● Exercise prompt
Copy out the data so that nothing differs from the original.

-- Task input follows --

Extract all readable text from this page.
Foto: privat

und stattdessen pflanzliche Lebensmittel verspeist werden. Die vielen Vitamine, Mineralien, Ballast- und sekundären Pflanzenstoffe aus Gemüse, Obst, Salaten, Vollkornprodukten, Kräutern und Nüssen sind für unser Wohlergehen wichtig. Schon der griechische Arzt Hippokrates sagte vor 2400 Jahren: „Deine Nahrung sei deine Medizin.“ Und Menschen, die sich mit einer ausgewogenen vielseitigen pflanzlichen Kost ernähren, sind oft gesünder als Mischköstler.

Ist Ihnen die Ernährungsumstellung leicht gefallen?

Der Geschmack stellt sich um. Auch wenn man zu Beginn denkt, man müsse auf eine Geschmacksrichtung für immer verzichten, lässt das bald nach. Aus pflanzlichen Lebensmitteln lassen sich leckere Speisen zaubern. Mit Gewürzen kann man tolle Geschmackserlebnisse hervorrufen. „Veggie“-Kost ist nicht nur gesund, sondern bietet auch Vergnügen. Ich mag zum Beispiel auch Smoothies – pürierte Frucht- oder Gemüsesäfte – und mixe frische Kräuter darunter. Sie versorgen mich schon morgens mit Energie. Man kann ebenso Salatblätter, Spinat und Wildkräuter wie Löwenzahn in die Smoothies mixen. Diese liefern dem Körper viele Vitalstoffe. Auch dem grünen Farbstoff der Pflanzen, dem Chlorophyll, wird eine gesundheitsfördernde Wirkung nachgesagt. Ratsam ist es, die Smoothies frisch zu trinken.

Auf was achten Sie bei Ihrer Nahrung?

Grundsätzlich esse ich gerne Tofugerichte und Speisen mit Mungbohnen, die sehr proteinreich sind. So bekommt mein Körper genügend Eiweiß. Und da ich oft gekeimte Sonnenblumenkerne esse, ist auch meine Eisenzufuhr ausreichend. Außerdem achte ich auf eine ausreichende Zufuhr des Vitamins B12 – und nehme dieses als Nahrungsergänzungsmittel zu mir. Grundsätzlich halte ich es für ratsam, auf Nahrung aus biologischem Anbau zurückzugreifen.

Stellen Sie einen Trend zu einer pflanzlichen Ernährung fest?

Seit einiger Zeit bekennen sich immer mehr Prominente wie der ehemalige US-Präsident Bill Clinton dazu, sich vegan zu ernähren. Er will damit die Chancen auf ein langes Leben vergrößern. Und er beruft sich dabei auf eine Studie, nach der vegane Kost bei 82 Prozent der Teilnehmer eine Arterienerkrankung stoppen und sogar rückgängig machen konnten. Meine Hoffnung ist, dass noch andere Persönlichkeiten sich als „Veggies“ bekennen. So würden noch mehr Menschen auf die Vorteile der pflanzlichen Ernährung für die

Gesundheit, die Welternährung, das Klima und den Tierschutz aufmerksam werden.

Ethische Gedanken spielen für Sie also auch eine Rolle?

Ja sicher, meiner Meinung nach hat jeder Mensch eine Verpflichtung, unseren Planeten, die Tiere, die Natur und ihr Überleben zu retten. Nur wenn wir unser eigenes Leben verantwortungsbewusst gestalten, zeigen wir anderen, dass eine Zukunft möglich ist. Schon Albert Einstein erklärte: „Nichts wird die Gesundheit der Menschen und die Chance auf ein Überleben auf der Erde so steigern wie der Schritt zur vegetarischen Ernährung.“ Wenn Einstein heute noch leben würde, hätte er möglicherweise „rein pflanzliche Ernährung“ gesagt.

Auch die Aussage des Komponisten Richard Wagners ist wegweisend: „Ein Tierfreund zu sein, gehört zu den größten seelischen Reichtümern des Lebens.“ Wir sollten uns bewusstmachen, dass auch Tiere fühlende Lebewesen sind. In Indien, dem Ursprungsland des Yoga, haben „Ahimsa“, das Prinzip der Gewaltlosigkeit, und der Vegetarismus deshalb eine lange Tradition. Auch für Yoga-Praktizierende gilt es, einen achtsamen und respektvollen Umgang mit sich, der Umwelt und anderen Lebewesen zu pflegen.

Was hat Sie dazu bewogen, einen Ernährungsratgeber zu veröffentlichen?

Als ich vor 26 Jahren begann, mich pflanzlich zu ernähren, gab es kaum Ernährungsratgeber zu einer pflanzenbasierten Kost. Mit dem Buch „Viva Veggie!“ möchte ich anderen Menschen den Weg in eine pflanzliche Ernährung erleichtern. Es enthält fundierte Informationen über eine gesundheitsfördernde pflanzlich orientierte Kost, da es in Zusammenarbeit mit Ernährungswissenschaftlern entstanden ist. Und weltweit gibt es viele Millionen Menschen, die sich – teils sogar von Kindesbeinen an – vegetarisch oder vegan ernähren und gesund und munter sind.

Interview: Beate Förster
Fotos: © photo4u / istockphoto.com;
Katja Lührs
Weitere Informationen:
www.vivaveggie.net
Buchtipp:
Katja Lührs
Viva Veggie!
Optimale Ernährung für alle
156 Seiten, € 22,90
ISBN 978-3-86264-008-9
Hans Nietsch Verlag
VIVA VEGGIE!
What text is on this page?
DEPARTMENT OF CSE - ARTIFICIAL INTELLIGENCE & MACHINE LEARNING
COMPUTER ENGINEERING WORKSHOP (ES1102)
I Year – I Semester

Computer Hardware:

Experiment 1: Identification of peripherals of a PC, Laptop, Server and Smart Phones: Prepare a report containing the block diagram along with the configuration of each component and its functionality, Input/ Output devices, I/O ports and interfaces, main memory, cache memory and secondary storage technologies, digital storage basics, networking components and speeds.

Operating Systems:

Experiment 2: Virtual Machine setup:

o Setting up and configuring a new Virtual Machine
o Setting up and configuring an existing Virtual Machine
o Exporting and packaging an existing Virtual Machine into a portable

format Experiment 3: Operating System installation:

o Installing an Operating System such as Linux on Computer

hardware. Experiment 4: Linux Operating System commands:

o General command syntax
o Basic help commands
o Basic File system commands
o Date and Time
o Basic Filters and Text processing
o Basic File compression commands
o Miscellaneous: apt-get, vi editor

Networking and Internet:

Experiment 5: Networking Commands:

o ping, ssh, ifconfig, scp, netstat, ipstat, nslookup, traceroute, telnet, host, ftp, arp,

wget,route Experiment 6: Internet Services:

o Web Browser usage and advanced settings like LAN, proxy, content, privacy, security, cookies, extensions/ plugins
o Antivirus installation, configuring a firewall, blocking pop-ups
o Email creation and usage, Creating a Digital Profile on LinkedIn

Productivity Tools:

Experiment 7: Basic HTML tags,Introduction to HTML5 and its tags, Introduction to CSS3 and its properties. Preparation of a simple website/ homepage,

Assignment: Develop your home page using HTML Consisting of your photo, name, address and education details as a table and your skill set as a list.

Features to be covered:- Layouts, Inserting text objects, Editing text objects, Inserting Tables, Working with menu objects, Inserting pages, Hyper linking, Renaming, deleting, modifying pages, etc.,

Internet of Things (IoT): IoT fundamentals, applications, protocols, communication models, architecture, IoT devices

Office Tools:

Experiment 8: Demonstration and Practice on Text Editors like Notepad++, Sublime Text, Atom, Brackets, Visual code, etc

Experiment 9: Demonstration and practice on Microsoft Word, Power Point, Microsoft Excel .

-- Task input concluded --

● Response box
Extract all readable text from this page.
Foto: privat

und stattdessen pflanzliche Lebensmittel verspeist werden. Die vielen Vitamine, Mineralien, Ballast- und sekundären Pflanzenstoffe aus Gemüse, Obst, Salaten, Vollkornprodukten, Kräutern und Nüssen sind für unser Wohlergehen wichtig. Schon der griechische Arzt Hippokrates sagte vor 2400 Jahren: „Deine Nahrung sei deine Medizin.“ Und Menschen, die sich mit einer ausgewogenen vielseitigen pflanzlichen Kost ernähren, sind oft gesünder als Mischköstler.

Ist Ihnen die Ernährungsumstellung leicht gefallen?

Der Geschmack stellt sich um. Auch wenn man zu Beginn denkt, man müsse auf eine Geschmacksrichtung für immer verzichten, lässt das bald nach. Aus pflanzlichen Lebensmitteln lassen sich leckere Speisen zaubern. Mit Gewürzen kann man tolle Geschmackserlebnisse hervorrufen. „Veggie“-Kost ist nicht nur gesund, sondern bietet auch Vergnügen. Ich mag zum Beispiel auch Smoothies – pürierte Frucht- oder Gemüsesäfte – und mixe frische Kräuter darunter. Sie versorgen mich schon morgens mit Energie. Man kann ebenso Salatblätter, Spinat und Wildkräuter wie Löwenzahn in die Smoothies mixen. Diese liefern dem Körper viele Vitalstoffe. Auch dem grünen Farbstoff der Pflanzen, dem Chlorophyll, wird eine gesundheitsfördernde Wirkung nachgesagt. Ratsam ist es, die Smoothies frisch zu trinken.

Auf was achten Sie bei Ihrer Nahrung?

Grundsätzlich esse ich gerne Tofugerichte und Speisen mit Mungbohnen, die sehr proteinreich sind. So bekommt mein Körper genügend Eiweiß. Und da ich oft gekeimte Sonnenblumenkerne esse, ist auch meine Eisenzufuhr ausreichend. Außerdem achte ich auf eine ausreichende Zufuhr des Vitamins B12 – und nehme dieses als Nahrungsergänzungsmittel zu mir. Grundsätzlich halte ich es für ratsam, auf Nahrung aus biologischem Anbau zurückzugreifen.

Stellen Sie einen Trend zu einer pflanzlichen Ernährung fest?

Seit einiger Zeit bekennen sich immer mehr Prominente wie der ehemalige US-Präsident Bill Clinton dazu, sich vegan zu ernähren. Er will damit die Chancen auf ein langes Leben vergrößern. Und er beruft sich dabei auf eine Studie, nach der vegane Kost bei 82 Prozent der Teilnehmer eine Arterienerkrankung stoppen und sogar rückgängig machen konnten. Meine Hoffnung ist, dass noch andere Persönlichkeiten sich als „Veggies“ bekennen. So würden noch mehr Menschen auf die Vorteile der pflanzlichen Ernährung für die

Gesundheit, die Welternährung, das Klima und den Tierschutz aufmerksam werden.

Ethische Gedanken spielen für Sie also auch eine Rolle?

Ja sicher, meiner Meinung nach hat jeder Mensch eine Verpflichtung, unseren Planeten, die Tiere, die Natur und ihr Überleben zu retten. Nur wenn wir unser eigenes Leben verantwortungsbewusst gestalten, zeigen wir anderen, dass eine Zukunft möglich ist. Schon Albert Einstein erklärte: „Nichts wird die Gesundheit der Menschen und die Chance auf ein Überleben auf der Erde so steigern wie der Schritt zur vegetarischen Ernährung.“ Wenn Einstein heute noch leben würde, hätte er möglicherweise „rein pflanzliche Ernährung“ gesagt.

Auch die Aussage des Komponisten Richard Wagners ist wegweisend: „Ein Tierfreund zu sein, gehört zu den größten seelischen Reichtümern des Lebens.“ Wir sollten uns bewusstmachen, dass auch Tiere fühlende Lebewesen sind. In Indien, dem Ursprungsland des Yoga, haben „Ahimsa“, das Prinzip der Gewaltlosigkeit, und der Vegetarismus deshalb eine lange Tradition. Auch für Yoga-Praktizierende gilt es, einen achtsamen und respektvollen Umgang mit sich, der Umwelt und anderen Lebewesen zu pflegen.

Was hat Sie dazu bewogen, einen Ernährungsratgeber zu veröffentlichen?

Als ich vor 26 Jahren begann, mich pflanzlich zu ernähren, gab es kaum Ernährungsratgeber zu einer pflanzenbasierten Kost. Mit dem Buch „Viva Veggie!“ möchte ich anderen Menschen den Weg in eine pflanzliche Ernährung erleichtern. Es enthält fundierte Informationen über eine gesundheitsfördernde pflanzlich orientierte Kost, da es in Zusammenarbeit mit Ernährungswissenschaftlern entstanden ist. Und weltweit gibt es viele Millionen Menschen, die sich – teils sogar von Kindesbeinen an – vegetarisch oder vegan ernähren und gesund und munter sind.

Interview: Beate Förster
Fotos: © photo4u / istockphoto.com;
Katja Lührs
Weitere Informationen:
www.vivaveggie.net
Buchtipp:
Katja Lührs
Viva Veggie!
Optimale Ernährung für alle
156 Seiten, € 22,90
ISBN 978-3-86264-008-9
Hans Nietsch Verlag
VIVA VEGGIE!
What text is on this page?
DEPARTMENT OF CSE - ARTIFICIAL INTELLIGENCE & MACHINE LEARNING
COMPUTER ENGINEERING WORKSHOP (ES1102)
I Year – I Semester

Computer Hardware:

Experiment 1: Identification of peripherals of a PC, Laptop, Server and Smart Phones: Prepare a report containing the block diagram along with the configuration of each component and its functionality, Input/ Output devices, I/O ports and interfaces, main memory, cache memory and secondary storage technologies, digital storage basics, networking components and speeds.

Operating Systems:

Experiment 2: Virtual Machine setup:

o Setting up and configuring a new Virtual Machine
o Setting up and configuring an existing Virtual Machine
o Exporting and packaging an existing Virtual Machine into a portable

format Experiment 3: Operating System installation:

o Installing an Operating System such as Linux on Computer

hardware. Experiment 4: Linux Operating System commands:

o General command syntax
o Basic help commands
o Basic File system commands
o Date and Time
o Basic Filters and Text processing
o Basic File compression commands
o Miscellaneous: apt-get, vi editor

Networking and Internet:

Experiment 5: Networking Commands:

o ping, ssh, ifconfig, scp, netstat, ipstat, nslookup, traceroute, telnet, host, ftp, arp,

wget,route Experiment 6: Internet Services:

o Web Browser usage and advanced settings like LAN, proxy, content, privacy, security, cookies, extensions/ plugins
o Antivirus installation, configuring a firewall, blocking pop-ups
o Email creation and usage, Creating a Digital Profile on LinkedIn

Productivity Tools:

Experiment 7: Basic HTML tags,Introduction to HTML5 and its tags, Introduction to CSS3 and its properties. Preparation of a simple website/ homepage,

Assignment: Develop your home page using HTML Consisting of your photo, name, address and education details as a table and your skill set as a list.

Features to be covered:- Layouts, Inserting text objects, Editing text objects, Inserting Tables, Working with menu objects, Inserting pages, Hyper linking, Renaming, deleting, modifying pages, etc.,

Internet of Things (IoT): IoT fundamentals, applications, protocols, communication models, architecture, IoT devices

Office Tools:

Experiment 8: Demonstration and Practice on Text Editors like Notepad++, Sublime Text, Atom, Brackets, Visual code, etc

Experiment 9: Demonstration and practice on Microsoft Word, Power Point, Microsoft Excel .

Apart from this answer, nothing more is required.